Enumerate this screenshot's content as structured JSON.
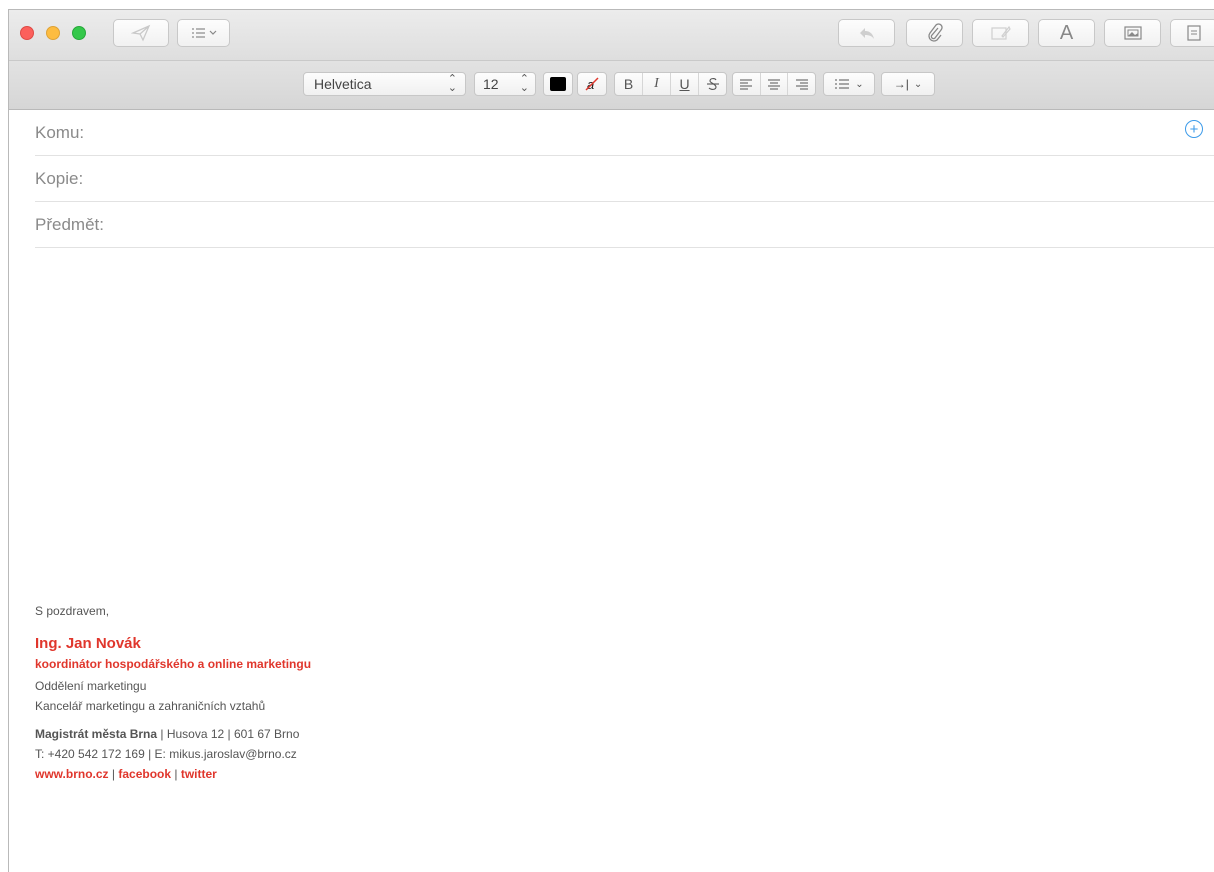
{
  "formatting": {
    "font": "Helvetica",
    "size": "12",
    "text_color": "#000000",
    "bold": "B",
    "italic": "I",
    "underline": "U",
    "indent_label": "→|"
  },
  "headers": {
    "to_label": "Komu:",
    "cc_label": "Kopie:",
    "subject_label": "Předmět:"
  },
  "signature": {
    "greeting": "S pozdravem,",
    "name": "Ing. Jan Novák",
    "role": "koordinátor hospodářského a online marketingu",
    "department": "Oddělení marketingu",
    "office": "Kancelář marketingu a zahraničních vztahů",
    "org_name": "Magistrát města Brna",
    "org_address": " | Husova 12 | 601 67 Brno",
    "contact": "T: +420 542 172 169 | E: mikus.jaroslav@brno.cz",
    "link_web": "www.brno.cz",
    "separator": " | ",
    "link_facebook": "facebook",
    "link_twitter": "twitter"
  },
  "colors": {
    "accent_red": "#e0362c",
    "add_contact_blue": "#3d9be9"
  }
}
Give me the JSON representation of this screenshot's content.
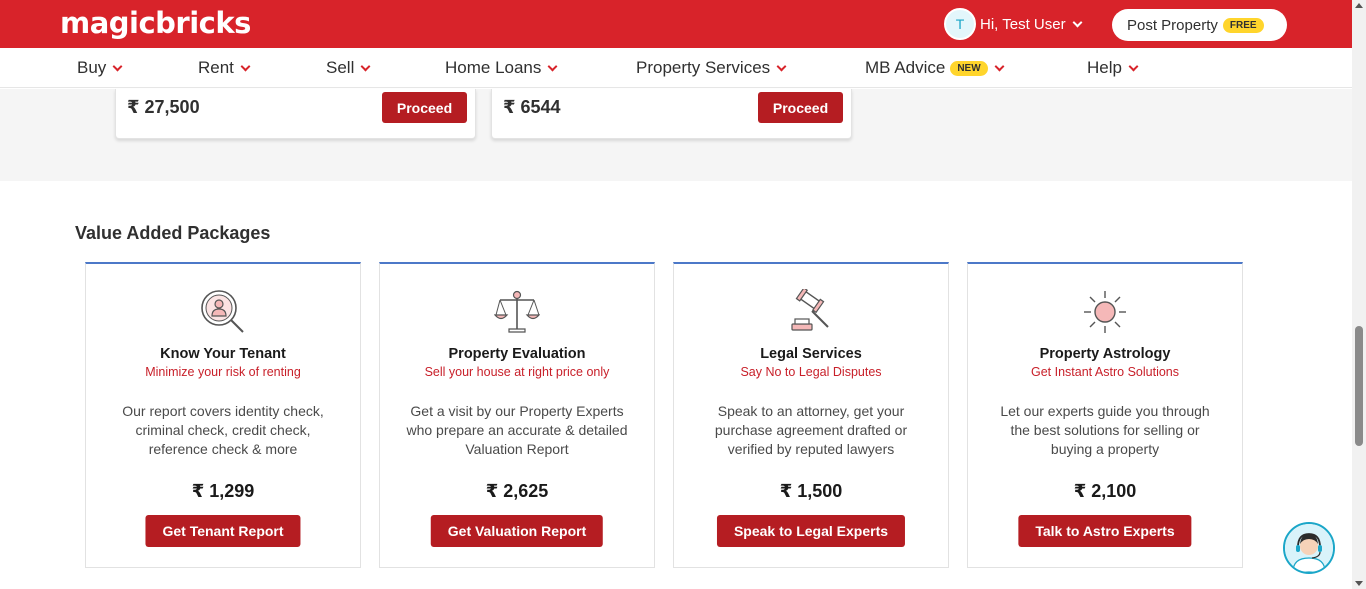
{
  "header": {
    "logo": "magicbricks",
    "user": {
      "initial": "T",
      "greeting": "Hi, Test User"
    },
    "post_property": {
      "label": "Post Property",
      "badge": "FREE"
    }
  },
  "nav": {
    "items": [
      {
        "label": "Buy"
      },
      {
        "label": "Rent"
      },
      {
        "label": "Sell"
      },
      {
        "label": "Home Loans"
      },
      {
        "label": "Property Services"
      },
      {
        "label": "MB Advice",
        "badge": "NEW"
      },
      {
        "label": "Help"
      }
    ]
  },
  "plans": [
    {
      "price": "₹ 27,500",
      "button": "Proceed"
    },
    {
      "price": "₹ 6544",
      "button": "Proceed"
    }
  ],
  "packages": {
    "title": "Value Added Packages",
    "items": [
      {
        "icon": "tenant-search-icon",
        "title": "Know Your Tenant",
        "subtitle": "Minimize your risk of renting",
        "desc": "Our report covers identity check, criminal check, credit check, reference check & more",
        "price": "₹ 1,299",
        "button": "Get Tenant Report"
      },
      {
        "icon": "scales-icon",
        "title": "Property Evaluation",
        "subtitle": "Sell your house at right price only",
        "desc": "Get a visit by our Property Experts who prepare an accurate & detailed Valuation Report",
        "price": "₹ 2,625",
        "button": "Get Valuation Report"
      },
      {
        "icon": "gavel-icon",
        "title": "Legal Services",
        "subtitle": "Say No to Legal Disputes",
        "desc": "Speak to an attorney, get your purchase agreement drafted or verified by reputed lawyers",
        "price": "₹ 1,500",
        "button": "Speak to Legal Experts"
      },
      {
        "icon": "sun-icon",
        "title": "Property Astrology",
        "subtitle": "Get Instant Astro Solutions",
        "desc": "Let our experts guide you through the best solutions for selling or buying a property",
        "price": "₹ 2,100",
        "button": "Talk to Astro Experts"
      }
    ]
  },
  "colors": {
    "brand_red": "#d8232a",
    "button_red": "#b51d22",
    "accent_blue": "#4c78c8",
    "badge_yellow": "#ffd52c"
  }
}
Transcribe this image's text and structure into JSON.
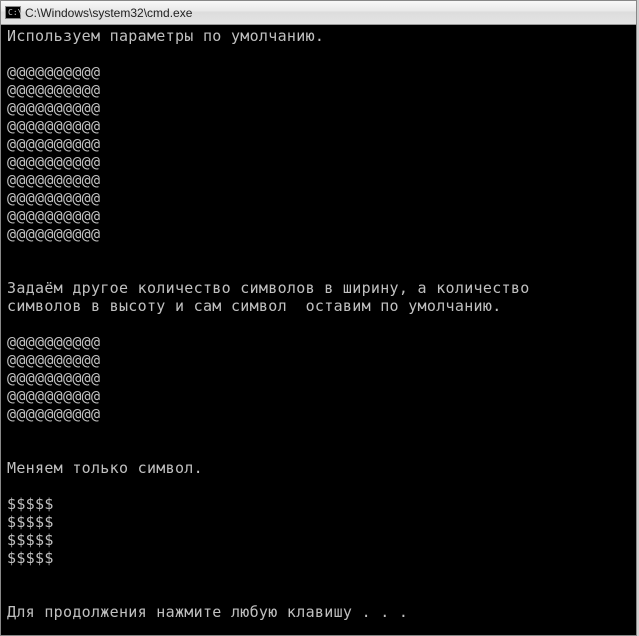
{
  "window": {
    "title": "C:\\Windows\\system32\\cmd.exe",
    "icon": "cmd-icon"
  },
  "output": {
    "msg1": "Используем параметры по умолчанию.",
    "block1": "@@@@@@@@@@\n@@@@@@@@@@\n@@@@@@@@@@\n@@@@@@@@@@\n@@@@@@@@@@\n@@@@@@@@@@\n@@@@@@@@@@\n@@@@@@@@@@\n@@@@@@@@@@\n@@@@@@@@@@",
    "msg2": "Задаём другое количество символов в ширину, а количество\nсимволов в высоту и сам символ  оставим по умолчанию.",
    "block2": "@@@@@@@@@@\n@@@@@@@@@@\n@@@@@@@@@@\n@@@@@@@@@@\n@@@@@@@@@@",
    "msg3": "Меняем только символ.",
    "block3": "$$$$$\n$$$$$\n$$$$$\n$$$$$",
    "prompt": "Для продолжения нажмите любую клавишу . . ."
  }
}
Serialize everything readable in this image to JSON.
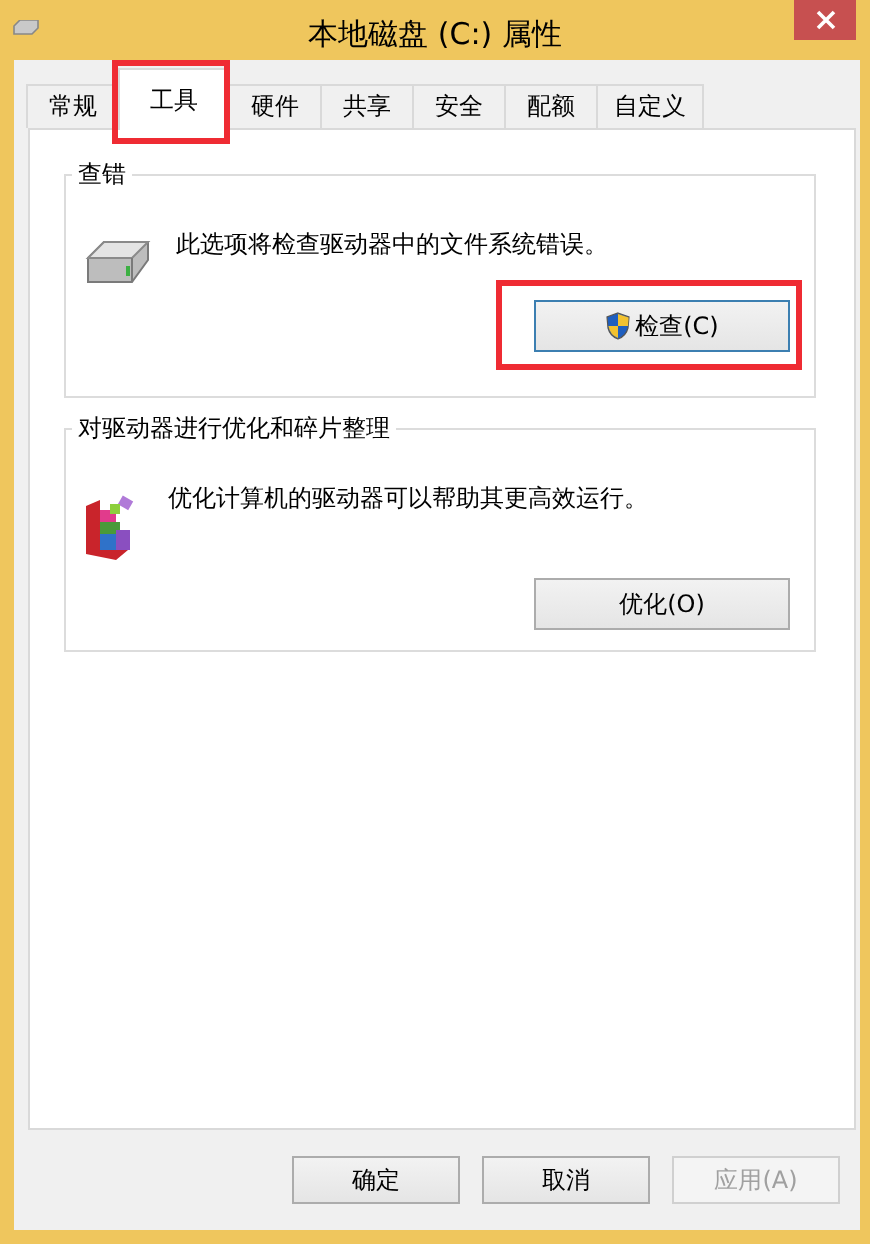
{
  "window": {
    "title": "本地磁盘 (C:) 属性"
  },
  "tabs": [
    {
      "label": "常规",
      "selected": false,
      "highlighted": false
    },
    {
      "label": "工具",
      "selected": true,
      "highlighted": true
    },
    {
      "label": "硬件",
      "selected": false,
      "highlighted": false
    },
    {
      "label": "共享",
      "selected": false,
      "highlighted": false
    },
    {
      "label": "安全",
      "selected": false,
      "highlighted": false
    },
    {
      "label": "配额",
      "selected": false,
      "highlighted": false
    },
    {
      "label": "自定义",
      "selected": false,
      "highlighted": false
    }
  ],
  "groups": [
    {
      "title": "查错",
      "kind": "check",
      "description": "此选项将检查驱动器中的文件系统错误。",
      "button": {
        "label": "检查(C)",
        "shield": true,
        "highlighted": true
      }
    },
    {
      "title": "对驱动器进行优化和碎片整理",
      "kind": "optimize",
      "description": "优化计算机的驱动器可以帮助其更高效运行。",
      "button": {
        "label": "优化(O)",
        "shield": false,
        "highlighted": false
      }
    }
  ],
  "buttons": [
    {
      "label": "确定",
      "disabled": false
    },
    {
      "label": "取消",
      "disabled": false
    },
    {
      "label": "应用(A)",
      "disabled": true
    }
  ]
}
----
» **What you are asked to do**: Take the records above and transcribe them exactly, dropping every picture.

» **Task answer**:
Enumerate this screenshot's content as structured JSON.
{
  "formatting": {
    "font": "Helvetica",
    "size": "12",
    "text_color": "#000000",
    "bold": "B",
    "italic": "I",
    "underline": "U",
    "indent_label": "→|"
  },
  "headers": {
    "to_label": "Komu:",
    "cc_label": "Kopie:",
    "subject_label": "Předmět:"
  },
  "signature": {
    "greeting": "S pozdravem,",
    "name": "Ing. Jan Novák",
    "role": "koordinátor hospodářského a online marketingu",
    "department": "Oddělení marketingu",
    "office": "Kancelář marketingu a zahraničních vztahů",
    "org_name": "Magistrát města Brna",
    "org_address": " | Husova 12 | 601 67 Brno",
    "contact": "T: +420 542 172 169 | E: mikus.jaroslav@brno.cz",
    "link_web": "www.brno.cz",
    "separator": " | ",
    "link_facebook": "facebook",
    "link_twitter": "twitter"
  },
  "colors": {
    "accent_red": "#e0362c",
    "add_contact_blue": "#3d9be9"
  }
}
Give me the JSON representation of this screenshot's content.
{
  "header": {
    "logo": "magicbricks",
    "user": {
      "initial": "T",
      "greeting": "Hi, Test User"
    },
    "post_property": {
      "label": "Post Property",
      "badge": "FREE"
    }
  },
  "nav": {
    "items": [
      {
        "label": "Buy"
      },
      {
        "label": "Rent"
      },
      {
        "label": "Sell"
      },
      {
        "label": "Home Loans"
      },
      {
        "label": "Property Services"
      },
      {
        "label": "MB Advice",
        "badge": "NEW"
      },
      {
        "label": "Help"
      }
    ]
  },
  "plans": [
    {
      "price": "₹ 27,500",
      "button": "Proceed"
    },
    {
      "price": "₹ 6544",
      "button": "Proceed"
    }
  ],
  "packages": {
    "title": "Value Added Packages",
    "items": [
      {
        "icon": "tenant-search-icon",
        "title": "Know Your Tenant",
        "subtitle": "Minimize your risk of renting",
        "desc": "Our report covers identity check, criminal check, credit check, reference check & more",
        "price": "₹ 1,299",
        "button": "Get Tenant Report"
      },
      {
        "icon": "scales-icon",
        "title": "Property Evaluation",
        "subtitle": "Sell your house at right price only",
        "desc": "Get a visit by our Property Experts who prepare an accurate & detailed Valuation Report",
        "price": "₹ 2,625",
        "button": "Get Valuation Report"
      },
      {
        "icon": "gavel-icon",
        "title": "Legal Services",
        "subtitle": "Say No to Legal Disputes",
        "desc": "Speak to an attorney, get your purchase agreement drafted or verified by reputed lawyers",
        "price": "₹ 1,500",
        "button": "Speak to Legal Experts"
      },
      {
        "icon": "sun-icon",
        "title": "Property Astrology",
        "subtitle": "Get Instant Astro Solutions",
        "desc": "Let our experts guide you through the best solutions for selling or buying a property",
        "price": "₹ 2,100",
        "button": "Talk to Astro Experts"
      }
    ]
  },
  "colors": {
    "brand_red": "#d8232a",
    "button_red": "#b51d22",
    "accent_blue": "#4c78c8",
    "badge_yellow": "#ffd52c"
  }
}
Transcribe this image's text and structure into JSON.
{
  "window": {
    "title": "C:\\Windows\\system32\\cmd.exe",
    "icon": "cmd-icon"
  },
  "output": {
    "msg1": "Используем параметры по умолчанию.",
    "block1": "@@@@@@@@@@\n@@@@@@@@@@\n@@@@@@@@@@\n@@@@@@@@@@\n@@@@@@@@@@\n@@@@@@@@@@\n@@@@@@@@@@\n@@@@@@@@@@\n@@@@@@@@@@\n@@@@@@@@@@",
    "msg2": "Задаём другое количество символов в ширину, а количество\nсимволов в высоту и сам символ  оставим по умолчанию.",
    "block2": "@@@@@@@@@@\n@@@@@@@@@@\n@@@@@@@@@@\n@@@@@@@@@@\n@@@@@@@@@@",
    "msg3": "Меняем только символ.",
    "block3": "$$$$$\n$$$$$\n$$$$$\n$$$$$",
    "prompt": "Для продолжения нажмите любую клавишу . . ."
  }
}
Serialize everything readable in this image to JSON.
{
  "window": {
    "title": "本地磁盘 (C:) 属性"
  },
  "tabs": [
    {
      "label": "常规",
      "selected": false,
      "highlighted": false
    },
    {
      "label": "工具",
      "selected": true,
      "highlighted": true
    },
    {
      "label": "硬件",
      "selected": false,
      "highlighted": false
    },
    {
      "label": "共享",
      "selected": false,
      "highlighted": false
    },
    {
      "label": "安全",
      "selected": false,
      "highlighted": false
    },
    {
      "label": "配额",
      "selected": false,
      "highlighted": false
    },
    {
      "label": "自定义",
      "selected": false,
      "highlighted": false
    }
  ],
  "groups": [
    {
      "title": "查错",
      "kind": "check",
      "description": "此选项将检查驱动器中的文件系统错误。",
      "button": {
        "label": "检查(C)",
        "shield": true,
        "highlighted": true
      }
    },
    {
      "title": "对驱动器进行优化和碎片整理",
      "kind": "optimize",
      "description": "优化计算机的驱动器可以帮助其更高效运行。",
      "button": {
        "label": "优化(O)",
        "shield": false,
        "highlighted": false
      }
    }
  ],
  "buttons": [
    {
      "label": "确定",
      "disabled": false
    },
    {
      "label": "取消",
      "disabled": false
    },
    {
      "label": "应用(A)",
      "disabled": true
    }
  ]
}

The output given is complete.